- Data for the task
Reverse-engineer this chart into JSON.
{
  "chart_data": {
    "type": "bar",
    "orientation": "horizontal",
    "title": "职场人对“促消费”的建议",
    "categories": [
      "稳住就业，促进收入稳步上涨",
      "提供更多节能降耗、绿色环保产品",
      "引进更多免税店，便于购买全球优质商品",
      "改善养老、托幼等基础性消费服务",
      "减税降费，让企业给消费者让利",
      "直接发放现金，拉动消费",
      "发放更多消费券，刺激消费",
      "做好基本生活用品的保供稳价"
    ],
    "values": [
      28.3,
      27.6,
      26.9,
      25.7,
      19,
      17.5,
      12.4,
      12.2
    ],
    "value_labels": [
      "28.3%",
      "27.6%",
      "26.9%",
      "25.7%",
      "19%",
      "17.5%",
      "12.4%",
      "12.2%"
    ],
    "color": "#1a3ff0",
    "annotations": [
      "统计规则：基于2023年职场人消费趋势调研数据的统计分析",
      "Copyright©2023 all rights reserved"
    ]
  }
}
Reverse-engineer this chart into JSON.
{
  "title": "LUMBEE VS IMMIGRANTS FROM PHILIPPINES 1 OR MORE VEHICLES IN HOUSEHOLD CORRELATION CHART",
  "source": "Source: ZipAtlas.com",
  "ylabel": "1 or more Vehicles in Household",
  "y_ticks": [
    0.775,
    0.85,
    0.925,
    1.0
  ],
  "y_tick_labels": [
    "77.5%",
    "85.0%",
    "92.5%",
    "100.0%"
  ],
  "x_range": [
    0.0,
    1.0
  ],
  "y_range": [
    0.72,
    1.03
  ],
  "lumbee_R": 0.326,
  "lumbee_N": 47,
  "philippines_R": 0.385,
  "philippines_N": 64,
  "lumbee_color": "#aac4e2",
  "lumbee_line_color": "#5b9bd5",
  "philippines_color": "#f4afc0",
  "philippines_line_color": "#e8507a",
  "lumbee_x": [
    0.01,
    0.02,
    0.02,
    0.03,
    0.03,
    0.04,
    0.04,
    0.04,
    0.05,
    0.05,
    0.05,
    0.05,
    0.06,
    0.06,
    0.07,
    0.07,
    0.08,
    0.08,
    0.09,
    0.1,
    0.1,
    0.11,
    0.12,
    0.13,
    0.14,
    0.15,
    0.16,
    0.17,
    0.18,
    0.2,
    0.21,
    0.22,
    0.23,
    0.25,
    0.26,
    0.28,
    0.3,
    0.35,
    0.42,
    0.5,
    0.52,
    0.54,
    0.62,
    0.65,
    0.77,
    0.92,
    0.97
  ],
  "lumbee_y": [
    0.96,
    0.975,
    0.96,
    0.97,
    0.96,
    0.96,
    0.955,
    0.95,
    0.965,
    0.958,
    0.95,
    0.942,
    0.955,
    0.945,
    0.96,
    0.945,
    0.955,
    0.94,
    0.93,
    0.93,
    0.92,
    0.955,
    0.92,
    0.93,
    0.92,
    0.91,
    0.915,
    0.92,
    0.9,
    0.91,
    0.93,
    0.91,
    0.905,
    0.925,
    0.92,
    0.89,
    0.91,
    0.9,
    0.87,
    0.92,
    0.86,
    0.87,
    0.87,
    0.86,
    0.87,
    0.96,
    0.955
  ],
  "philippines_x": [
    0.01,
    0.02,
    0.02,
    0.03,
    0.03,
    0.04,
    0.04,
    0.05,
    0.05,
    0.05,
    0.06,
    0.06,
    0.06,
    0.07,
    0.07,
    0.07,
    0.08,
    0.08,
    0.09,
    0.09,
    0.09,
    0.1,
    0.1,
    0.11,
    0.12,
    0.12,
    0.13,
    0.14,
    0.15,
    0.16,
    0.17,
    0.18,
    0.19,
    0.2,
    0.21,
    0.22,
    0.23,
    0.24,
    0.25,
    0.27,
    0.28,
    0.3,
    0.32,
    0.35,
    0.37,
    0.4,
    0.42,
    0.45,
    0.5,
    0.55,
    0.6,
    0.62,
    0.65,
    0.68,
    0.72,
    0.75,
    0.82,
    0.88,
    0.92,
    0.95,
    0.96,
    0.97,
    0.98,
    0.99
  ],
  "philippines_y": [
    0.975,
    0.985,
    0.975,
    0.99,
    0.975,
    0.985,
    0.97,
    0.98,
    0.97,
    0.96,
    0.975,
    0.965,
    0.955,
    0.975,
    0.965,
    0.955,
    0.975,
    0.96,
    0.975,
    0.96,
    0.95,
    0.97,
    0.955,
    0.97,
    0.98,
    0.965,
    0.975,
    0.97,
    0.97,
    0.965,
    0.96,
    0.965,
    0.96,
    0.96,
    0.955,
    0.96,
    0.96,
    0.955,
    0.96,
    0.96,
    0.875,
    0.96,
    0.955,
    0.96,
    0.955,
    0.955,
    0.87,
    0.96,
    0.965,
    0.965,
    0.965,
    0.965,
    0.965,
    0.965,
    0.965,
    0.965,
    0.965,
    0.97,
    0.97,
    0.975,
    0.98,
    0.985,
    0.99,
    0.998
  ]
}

- Written problem
Copy, from the material, each line that holds the string "title".

- Answer to this problem
    "title": "职场人对“促消费”的建议",
  "title": "LUMBEE VS IMMIGRANTS FROM PHILIPPINES 1 OR MORE VEHICLES IN HOUSEHOLD CORRELATION CHART",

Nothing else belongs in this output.